(Record excerpts)
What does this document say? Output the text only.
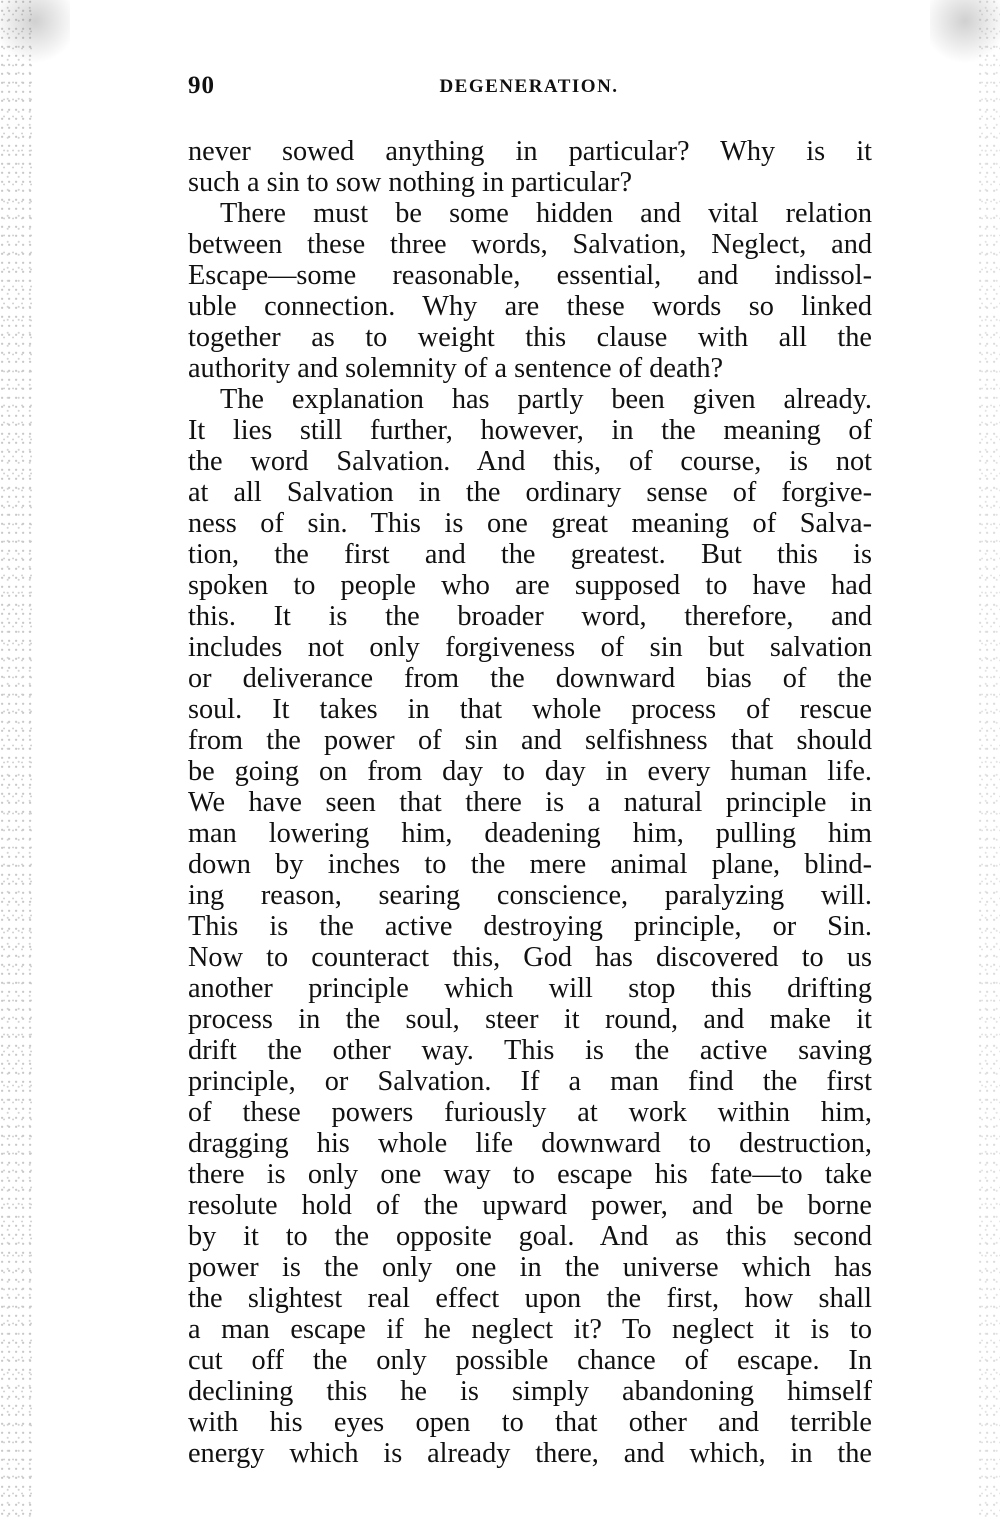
90	DEGENERATION.
never sowed anything in particular? Why is it
such a sin to sow nothing in particular?
There must be some hidden and vital relation
between these three words, Salvation, Neglect, and
Escape—some reasonable, essential, and indissol-
uble connection. Why are these words so linked
together as to weight this clause with all the
authority and solemnity of a sentence of death?
The explanation has partly been given already.
It lies still further, however, in the meaning of
the word Salvation. And this, of course, is not
at all Salvation in the ordinary sense of forgive-
ness of sin. This is one great meaning of Salva-
tion, the first and the greatest. But this is
spoken to people who are supposed to have had
this. It is the broader word, therefore, and
includes not only forgiveness of sin but salvation
or deliverance from the downward bias of the
soul. It takes in that whole process of rescue
from the power of sin and selfishness that should
be going on from day to day in every human life.
We have seen that there is a natural principle in
man lowering him, deadening him, pulling him
down by inches to the mere animal plane, blind-
ing reason, searing conscience, paralyzing will.
This is the active destroying principle, or Sin.
Now to counteract this, God has discovered to us
another principle which will stop this drifting
process in the soul, steer it round, and make it
drift the other way. This is the active saving
principle, or Salvation. If a man find the first
of these powers furiously at work within him,
dragging his whole life downward to destruction,
there is only one way to escape his fate—to take
resolute hold of the upward power, and be borne
by it to the opposite goal. And as this second
power is the only one in the universe which has
the slightest real effect upon the first, how shall
a man escape if he neglect it? To neglect it is to
cut off the only possible chance of escape. In
declining this he is simply abandoning himself
with his eyes open to that other and terrible
energy which is already there, and which, in the
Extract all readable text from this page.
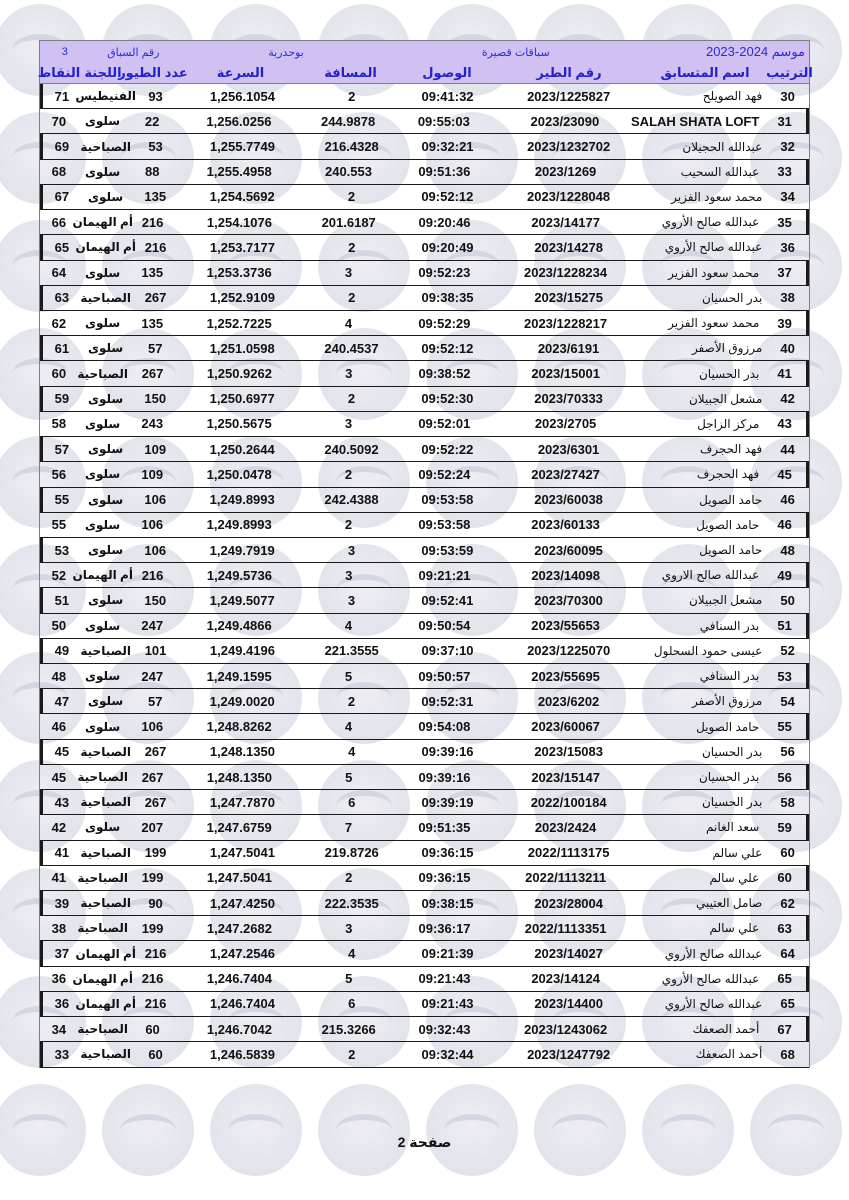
موسم 2024-2023
سباقات قصيرة
بوحدرية
رقم السباق
3
الترتيب
اسم المتسابق
رقم الطير
الوصول
المسافة
السرعة
عدد الطيور
اللجنة
النقاط
30
فهد الصويلح
2023/1225827
09:41:32
2
1,256.1054
93
الفنيطيس
71
31
SALAH SHATA LOFT
2023/23090
09:55:03
244.9878
1,256.0256
22
سلوى
70
32
عبدالله الحجيلان
2023/1232702
09:32:21
216.4328
1,255.7749
53
الصباحية
69
33
عبدالله السحيب
2023/1269
09:51:36
240.553
1,255.4958
88
سلوى
68
34
محمد سعود الفزير
2023/1228048
09:52:12
2
1,254.5692
135
سلوى
67
35
عبدالله صالح الأروي
2023/14177
09:20:46
201.6187
1,254.1076
216
أم الهيمان
66
36
عبدالله صالح الأروي
2023/14278
09:20:49
2
1,253.7177
216
أم الهيمان
65
37
محمد سعود الفزير
2023/1228234
09:52:23
3
1,253.3736
135
سلوى
64
38
بدر الحسيان
2023/15275
09:38:35
2
1,252.9109
267
الصباحية
63
39
محمد سعود الفزير
2023/1228217
09:52:29
4
1,252.7225
135
سلوى
62
40
مرزوق الأصفر
2023/6191
09:52:12
240.4537
1,251.0598
57
سلوى
61
41
بدر الحسيان
2023/15001
09:38:52
3
1,250.9262
267
الصباحية
60
42
مشعل الجبيلان
2023/70333
09:52:30
2
1,250.6977
150
سلوى
59
43
مركز الزاجل
2023/2705
09:52:01
3
1,250.5675
243
سلوى
58
44
فهد الحجرف
2023/6301
09:52:22
240.5092
1,250.2644
109
سلوى
57
45
فهد الحجرف
2023/27427
09:52:24
2
1,250.0478
109
سلوى
56
46
حامد الصويل
2023/60038
09:53:58
242.4388
1,249.8993
106
سلوى
55
46
حامد الصويل
2023/60133
09:53:58
2
1,249.8993
106
سلوى
55
48
حامد الصويل
2023/60095
09:53:59
3
1,249.7919
106
سلوى
53
49
عبدالله صالح الاروي
2023/14098
09:21:21
3
1,249.5736
216
أم الهيمان
52
50
مشعل الجبيلان
2023/70300
09:52:41
3
1,249.5077
150
سلوى
51
51
بدر السنافي
2023/55653
09:50:54
4
1,249.4866
247
سلوى
50
52
عيسى حمود السحلول
2023/1225070
09:37:10
221.3555
1,249.4196
101
الصباحية
49
53
بدر السنافي
2023/55695
09:50:57
5
1,249.1595
247
سلوى
48
54
مرزوق الأصفر
2023/6202
09:52:31
2
1,249.0020
57
سلوى
47
55
حامد الصويل
2023/60067
09:54:08
4
1,248.8262
106
سلوى
46
56
بدر الحسيان
2023/15083
09:39:16
4
1,248.1350
267
الصباحية
45
56
بدر الحسيان
2023/15147
09:39:16
5
1,248.1350
267
الصباحية
45
58
بدر الحسيان
2022/100184
09:39:19
6
1,247.7870
267
الصباحية
43
59
سعد الغانم
2023/2424
09:51:35
7
1,247.6759
207
سلوى
42
60
علي سالم
2022/1113175
09:36:15
219.8726
1,247.5041
199
الصباحية
41
60
علي سالم
2022/1113211
09:36:15
2
1,247.5041
199
الصباحية
41
62
صامل العتيبي
2023/28004
09:38:15
222.3535
1,247.4250
90
الصباحية
39
63
علي سالم
2022/1113351
09:36:17
3
1,247.2682
199
الصباحية
38
64
عبدالله صالح الأروي
2023/14027
09:21:39
4
1,247.2546
216
أم الهيمان
37
65
عبدالله صالح الأروي
2023/14124
09:21:43
5
1,246.7404
216
أم الهيمان
36
65
عبدالله صالح الأروي
2023/14400
09:21:43
6
1,246.7404
216
أم الهيمان
36
67
أحمد الصعفك
2023/1243062
09:32:43
215.3266
1,246.7042
60
الصباحية
34
68
أحمد الصعفك
2023/1247792
09:32:44
2
1,246.5839
60
الصباحية
33
صفحة 2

(Exercise)
Reproduce the full listing faithfully, but do not carry over any pictures.

(Answer to this problem)
What does this document say? Output the text only.
90	DEGENERATION.
never sowed anything in particular? Why is it
such a sin to sow nothing in particular?
There must be some hidden and vital relation
between these three words, Salvation, Neglect, and
Escape—some reasonable, essential, and indissol-
uble connection. Why are these words so linked
together as to weight this clause with all the
authority and solemnity of a sentence of death?
The explanation has partly been given already.
It lies still further, however, in the meaning of
the word Salvation. And this, of course, is not
at all Salvation in the ordinary sense of forgive-
ness of sin. This is one great meaning of Salva-
tion, the first and the greatest. But this is
spoken to people who are supposed to have had
this. It is the broader word, therefore, and
includes not only forgiveness of sin but salvation
or deliverance from the downward bias of the
soul. It takes in that whole process of rescue
from the power of sin and selfishness that should
be going on from day to day in every human life.
We have seen that there is a natural principle in
man lowering him, deadening him, pulling him
down by inches to the mere animal plane, blind-
ing reason, searing conscience, paralyzing will.
This is the active destroying principle, or Sin.
Now to counteract this, God has discovered to us
another principle which will stop this drifting
process in the soul, steer it round, and make it
drift the other way. This is the active saving
principle, or Salvation. If a man find the first
of these powers furiously at work within him,
dragging his whole life downward to destruction,
there is only one way to escape his fate—to take
resolute hold of the upward power, and be borne
by it to the opposite goal. And as this second
power is the only one in the universe which has
the slightest real effect upon the first, how shall
a man escape if he neglect it? To neglect it is to
cut off the only possible chance of escape. In
declining this he is simply abandoning himself
with his eyes open to that other and terrible
energy which is already there, and which, in the
Extract all readable text from this page.
موسم 2024-2023
سباقات قصيرة
بوحدرية
رقم السباق
3
الترتيب
اسم المتسابق
رقم الطير
الوصول
المسافة
السرعة
عدد الطيور
اللجنة
النقاط
30
فهد الصويلح
2023/1225827
09:41:32
2
1,256.1054
93
الفنيطيس
71
31
SALAH SHATA LOFT
2023/23090
09:55:03
244.9878
1,256.0256
22
سلوى
70
32
عبدالله الحجيلان
2023/1232702
09:32:21
216.4328
1,255.7749
53
الصباحية
69
33
عبدالله السحيب
2023/1269
09:51:36
240.553
1,255.4958
88
سلوى
68
34
محمد سعود الفزير
2023/1228048
09:52:12
2
1,254.5692
135
سلوى
67
35
عبدالله صالح الأروي
2023/14177
09:20:46
201.6187
1,254.1076
216
أم الهيمان
66
36
عبدالله صالح الأروي
2023/14278
09:20:49
2
1,253.7177
216
أم الهيمان
65
37
محمد سعود الفزير
2023/1228234
09:52:23
3
1,253.3736
135
سلوى
64
38
بدر الحسيان
2023/15275
09:38:35
2
1,252.9109
267
الصباحية
63
39
محمد سعود الفزير
2023/1228217
09:52:29
4
1,252.7225
135
سلوى
62
40
مرزوق الأصفر
2023/6191
09:52:12
240.4537
1,251.0598
57
سلوى
61
41
بدر الحسيان
2023/15001
09:38:52
3
1,250.9262
267
الصباحية
60
42
مشعل الجبيلان
2023/70333
09:52:30
2
1,250.6977
150
سلوى
59
43
مركز الزاجل
2023/2705
09:52:01
3
1,250.5675
243
سلوى
58
44
فهد الحجرف
2023/6301
09:52:22
240.5092
1,250.2644
109
سلوى
57
45
فهد الحجرف
2023/27427
09:52:24
2
1,250.0478
109
سلوى
56
46
حامد الصويل
2023/60038
09:53:58
242.4388
1,249.8993
106
سلوى
55
46
حامد الصويل
2023/60133
09:53:58
2
1,249.8993
106
سلوى
55
48
حامد الصويل
2023/60095
09:53:59
3
1,249.7919
106
سلوى
53
49
عبدالله صالح الاروي
2023/14098
09:21:21
3
1,249.5736
216
أم الهيمان
52
50
مشعل الجبيلان
2023/70300
09:52:41
3
1,249.5077
150
سلوى
51
51
بدر السنافي
2023/55653
09:50:54
4
1,249.4866
247
سلوى
50
52
عيسى حمود السحلول
2023/1225070
09:37:10
221.3555
1,249.4196
101
الصباحية
49
53
بدر السنافي
2023/55695
09:50:57
5
1,249.1595
247
سلوى
48
54
مرزوق الأصفر
2023/6202
09:52:31
2
1,249.0020
57
سلوى
47
55
حامد الصويل
2023/60067
09:54:08
4
1,248.8262
106
سلوى
46
56
بدر الحسيان
2023/15083
09:39:16
4
1,248.1350
267
الصباحية
45
56
بدر الحسيان
2023/15147
09:39:16
5
1,248.1350
267
الصباحية
45
58
بدر الحسيان
2022/100184
09:39:19
6
1,247.7870
267
الصباحية
43
59
سعد الغانم
2023/2424
09:51:35
7
1,247.6759
207
سلوى
42
60
علي سالم
2022/1113175
09:36:15
219.8726
1,247.5041
199
الصباحية
41
60
علي سالم
2022/1113211
09:36:15
2
1,247.5041
199
الصباحية
41
62
صامل العتيبي
2023/28004
09:38:15
222.3535
1,247.4250
90
الصباحية
39
63
علي سالم
2022/1113351
09:36:17
3
1,247.2682
199
الصباحية
38
64
عبدالله صالح الأروي
2023/14027
09:21:39
4
1,247.2546
216
أم الهيمان
37
65
عبدالله صالح الأروي
2023/14124
09:21:43
5
1,246.7404
216
أم الهيمان
36
65
عبدالله صالح الأروي
2023/14400
09:21:43
6
1,246.7404
216
أم الهيمان
36
67
أحمد الصعفك
2023/1243062
09:32:43
215.3266
1,246.7042
60
الصباحية
34
68
أحمد الصعفك
2023/1247792
09:32:44
2
1,246.5839
60
الصباحية
33
صفحة 2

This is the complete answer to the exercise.